> [Required task]:
Search the material for the word "faith" and copy each line that holds it.

[A run of records]
§

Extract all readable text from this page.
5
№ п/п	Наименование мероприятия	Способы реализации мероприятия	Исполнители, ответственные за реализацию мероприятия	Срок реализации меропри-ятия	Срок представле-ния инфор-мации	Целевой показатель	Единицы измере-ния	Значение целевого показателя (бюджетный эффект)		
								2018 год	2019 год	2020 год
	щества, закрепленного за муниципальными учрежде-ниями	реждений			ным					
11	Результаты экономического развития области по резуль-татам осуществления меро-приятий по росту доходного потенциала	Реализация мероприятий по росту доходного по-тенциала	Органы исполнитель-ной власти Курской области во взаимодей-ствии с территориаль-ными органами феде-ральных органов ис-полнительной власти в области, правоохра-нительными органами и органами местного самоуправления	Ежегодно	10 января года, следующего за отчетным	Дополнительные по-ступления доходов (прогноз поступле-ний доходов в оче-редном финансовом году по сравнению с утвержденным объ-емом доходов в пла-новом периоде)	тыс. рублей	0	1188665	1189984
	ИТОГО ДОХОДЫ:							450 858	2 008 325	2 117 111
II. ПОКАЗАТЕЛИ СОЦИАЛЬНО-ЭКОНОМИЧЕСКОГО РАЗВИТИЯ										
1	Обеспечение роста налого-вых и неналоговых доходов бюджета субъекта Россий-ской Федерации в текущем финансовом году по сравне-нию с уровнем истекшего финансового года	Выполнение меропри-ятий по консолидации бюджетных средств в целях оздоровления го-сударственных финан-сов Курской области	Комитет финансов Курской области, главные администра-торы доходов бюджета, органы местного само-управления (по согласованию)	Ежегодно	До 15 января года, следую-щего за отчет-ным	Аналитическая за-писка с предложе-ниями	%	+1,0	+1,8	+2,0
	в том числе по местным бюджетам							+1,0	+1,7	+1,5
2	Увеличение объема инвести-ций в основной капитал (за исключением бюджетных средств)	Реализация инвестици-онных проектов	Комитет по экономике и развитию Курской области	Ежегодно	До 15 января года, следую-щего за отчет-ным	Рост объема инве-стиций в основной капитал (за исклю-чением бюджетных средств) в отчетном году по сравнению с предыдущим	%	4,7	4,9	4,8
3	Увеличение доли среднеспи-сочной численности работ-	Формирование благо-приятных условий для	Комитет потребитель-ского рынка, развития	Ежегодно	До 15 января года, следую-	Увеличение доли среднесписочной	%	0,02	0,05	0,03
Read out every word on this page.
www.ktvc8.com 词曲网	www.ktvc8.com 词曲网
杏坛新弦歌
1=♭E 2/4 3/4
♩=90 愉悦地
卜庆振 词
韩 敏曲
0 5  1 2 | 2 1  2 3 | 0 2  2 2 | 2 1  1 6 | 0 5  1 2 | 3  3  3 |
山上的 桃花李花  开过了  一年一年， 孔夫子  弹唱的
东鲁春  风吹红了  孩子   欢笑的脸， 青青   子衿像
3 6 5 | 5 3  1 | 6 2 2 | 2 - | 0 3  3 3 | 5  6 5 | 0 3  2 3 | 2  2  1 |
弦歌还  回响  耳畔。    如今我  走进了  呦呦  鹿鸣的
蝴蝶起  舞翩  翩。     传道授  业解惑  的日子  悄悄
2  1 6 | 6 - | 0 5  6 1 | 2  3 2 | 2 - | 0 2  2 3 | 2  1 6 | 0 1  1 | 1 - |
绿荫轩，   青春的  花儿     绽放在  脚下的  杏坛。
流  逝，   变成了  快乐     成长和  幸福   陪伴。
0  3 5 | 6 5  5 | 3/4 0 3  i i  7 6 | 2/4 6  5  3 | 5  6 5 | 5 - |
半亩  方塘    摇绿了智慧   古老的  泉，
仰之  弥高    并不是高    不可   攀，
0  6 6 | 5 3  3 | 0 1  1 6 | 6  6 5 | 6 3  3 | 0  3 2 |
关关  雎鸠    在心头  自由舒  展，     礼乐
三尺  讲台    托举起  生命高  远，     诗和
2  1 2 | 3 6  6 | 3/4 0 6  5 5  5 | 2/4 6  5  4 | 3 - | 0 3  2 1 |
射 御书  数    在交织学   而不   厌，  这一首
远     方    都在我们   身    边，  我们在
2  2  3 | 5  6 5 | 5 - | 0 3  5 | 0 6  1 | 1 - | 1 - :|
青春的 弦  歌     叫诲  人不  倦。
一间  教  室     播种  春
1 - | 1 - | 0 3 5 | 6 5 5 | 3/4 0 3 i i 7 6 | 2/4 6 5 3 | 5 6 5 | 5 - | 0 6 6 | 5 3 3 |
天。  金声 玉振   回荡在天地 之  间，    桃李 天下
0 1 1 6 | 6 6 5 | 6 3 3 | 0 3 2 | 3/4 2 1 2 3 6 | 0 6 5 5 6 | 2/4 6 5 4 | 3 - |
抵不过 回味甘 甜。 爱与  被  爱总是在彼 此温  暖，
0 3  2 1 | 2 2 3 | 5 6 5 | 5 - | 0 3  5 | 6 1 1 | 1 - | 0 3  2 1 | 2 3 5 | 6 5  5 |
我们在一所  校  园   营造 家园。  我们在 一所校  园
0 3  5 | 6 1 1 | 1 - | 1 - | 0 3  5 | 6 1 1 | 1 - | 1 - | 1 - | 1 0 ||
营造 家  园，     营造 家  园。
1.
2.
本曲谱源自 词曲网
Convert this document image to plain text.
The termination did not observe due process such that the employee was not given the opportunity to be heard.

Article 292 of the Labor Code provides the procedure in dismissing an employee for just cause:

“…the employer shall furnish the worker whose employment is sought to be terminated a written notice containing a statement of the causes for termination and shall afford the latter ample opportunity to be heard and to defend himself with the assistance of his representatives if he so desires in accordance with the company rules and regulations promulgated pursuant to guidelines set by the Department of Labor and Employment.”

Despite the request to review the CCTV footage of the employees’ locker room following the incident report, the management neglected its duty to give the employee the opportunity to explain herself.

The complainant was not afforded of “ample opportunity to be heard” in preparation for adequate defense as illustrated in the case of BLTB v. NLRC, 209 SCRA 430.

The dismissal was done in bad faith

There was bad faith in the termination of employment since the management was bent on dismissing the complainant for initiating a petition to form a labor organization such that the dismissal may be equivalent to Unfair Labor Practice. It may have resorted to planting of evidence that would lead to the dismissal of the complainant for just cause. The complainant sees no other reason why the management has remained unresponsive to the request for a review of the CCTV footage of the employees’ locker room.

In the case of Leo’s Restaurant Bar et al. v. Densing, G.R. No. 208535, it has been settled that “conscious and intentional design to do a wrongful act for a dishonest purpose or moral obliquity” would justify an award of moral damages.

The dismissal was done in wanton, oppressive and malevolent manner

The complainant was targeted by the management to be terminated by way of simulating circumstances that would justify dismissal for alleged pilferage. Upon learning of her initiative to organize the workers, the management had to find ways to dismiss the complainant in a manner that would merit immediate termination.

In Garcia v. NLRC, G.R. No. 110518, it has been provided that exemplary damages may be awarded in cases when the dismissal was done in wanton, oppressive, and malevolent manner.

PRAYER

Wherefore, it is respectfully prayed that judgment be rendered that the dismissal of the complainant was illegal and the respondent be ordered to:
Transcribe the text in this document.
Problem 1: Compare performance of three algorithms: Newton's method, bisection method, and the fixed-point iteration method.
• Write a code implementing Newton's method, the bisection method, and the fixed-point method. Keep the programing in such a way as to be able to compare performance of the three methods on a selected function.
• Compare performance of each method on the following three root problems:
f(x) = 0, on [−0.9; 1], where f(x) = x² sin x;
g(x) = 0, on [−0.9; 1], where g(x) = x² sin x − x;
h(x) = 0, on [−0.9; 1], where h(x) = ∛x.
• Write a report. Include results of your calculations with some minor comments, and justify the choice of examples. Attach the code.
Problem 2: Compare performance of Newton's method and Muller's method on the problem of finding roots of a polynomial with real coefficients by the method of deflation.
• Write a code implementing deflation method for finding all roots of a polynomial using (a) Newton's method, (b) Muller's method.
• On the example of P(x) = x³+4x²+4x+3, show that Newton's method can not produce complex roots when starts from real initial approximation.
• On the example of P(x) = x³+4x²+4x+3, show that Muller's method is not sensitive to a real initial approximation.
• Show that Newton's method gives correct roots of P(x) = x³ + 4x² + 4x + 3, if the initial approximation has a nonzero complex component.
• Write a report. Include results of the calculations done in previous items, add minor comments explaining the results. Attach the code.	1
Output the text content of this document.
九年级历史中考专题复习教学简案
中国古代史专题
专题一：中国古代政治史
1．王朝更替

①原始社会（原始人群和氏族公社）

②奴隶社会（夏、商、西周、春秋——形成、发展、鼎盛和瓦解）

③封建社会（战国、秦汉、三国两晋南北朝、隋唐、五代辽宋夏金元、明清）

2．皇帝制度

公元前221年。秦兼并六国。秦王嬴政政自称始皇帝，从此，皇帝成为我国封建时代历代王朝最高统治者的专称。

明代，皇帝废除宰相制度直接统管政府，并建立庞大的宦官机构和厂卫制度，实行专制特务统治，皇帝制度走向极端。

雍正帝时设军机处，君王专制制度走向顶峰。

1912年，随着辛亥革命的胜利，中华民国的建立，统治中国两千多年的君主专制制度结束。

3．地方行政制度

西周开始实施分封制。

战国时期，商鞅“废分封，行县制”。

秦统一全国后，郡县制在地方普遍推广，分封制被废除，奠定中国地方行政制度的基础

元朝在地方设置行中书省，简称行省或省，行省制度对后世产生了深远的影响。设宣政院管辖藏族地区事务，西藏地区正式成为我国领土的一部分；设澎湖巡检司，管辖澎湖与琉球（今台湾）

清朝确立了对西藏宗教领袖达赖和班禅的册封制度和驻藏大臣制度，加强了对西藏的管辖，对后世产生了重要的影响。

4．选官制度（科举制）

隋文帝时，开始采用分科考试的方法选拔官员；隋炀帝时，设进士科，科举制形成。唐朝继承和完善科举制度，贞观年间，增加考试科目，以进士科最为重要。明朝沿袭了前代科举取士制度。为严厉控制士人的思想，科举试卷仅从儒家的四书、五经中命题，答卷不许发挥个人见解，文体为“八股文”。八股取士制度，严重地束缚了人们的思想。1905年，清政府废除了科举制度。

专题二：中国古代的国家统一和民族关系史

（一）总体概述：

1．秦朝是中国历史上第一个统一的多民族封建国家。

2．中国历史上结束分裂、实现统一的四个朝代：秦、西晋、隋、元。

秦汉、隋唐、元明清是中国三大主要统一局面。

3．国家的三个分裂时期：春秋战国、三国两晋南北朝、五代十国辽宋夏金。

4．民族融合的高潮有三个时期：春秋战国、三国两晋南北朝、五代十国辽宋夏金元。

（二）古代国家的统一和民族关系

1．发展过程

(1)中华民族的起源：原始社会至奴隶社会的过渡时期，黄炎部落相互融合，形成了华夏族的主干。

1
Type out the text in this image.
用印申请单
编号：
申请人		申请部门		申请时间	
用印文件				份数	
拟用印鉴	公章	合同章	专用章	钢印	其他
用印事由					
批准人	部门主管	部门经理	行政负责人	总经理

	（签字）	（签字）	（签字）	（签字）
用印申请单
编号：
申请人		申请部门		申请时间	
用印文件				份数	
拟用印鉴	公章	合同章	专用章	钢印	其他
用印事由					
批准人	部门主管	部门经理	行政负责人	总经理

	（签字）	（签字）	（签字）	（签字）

§

> [The result]:
The dismissal was done in bad faith
There was bad faith in the termination of employment since the management was bent on dismissing the complainant for initiating a petition to form a labor organization such that the dismissal may be equivalent to Unfair Labor Practice. It may have resorted to planting of evidence that would lead to the dismissal of the complainant for just cause. The complainant sees no other reason why the management has remained unresponsive to the request for a review of the CCTV footage of the employees’ locker room.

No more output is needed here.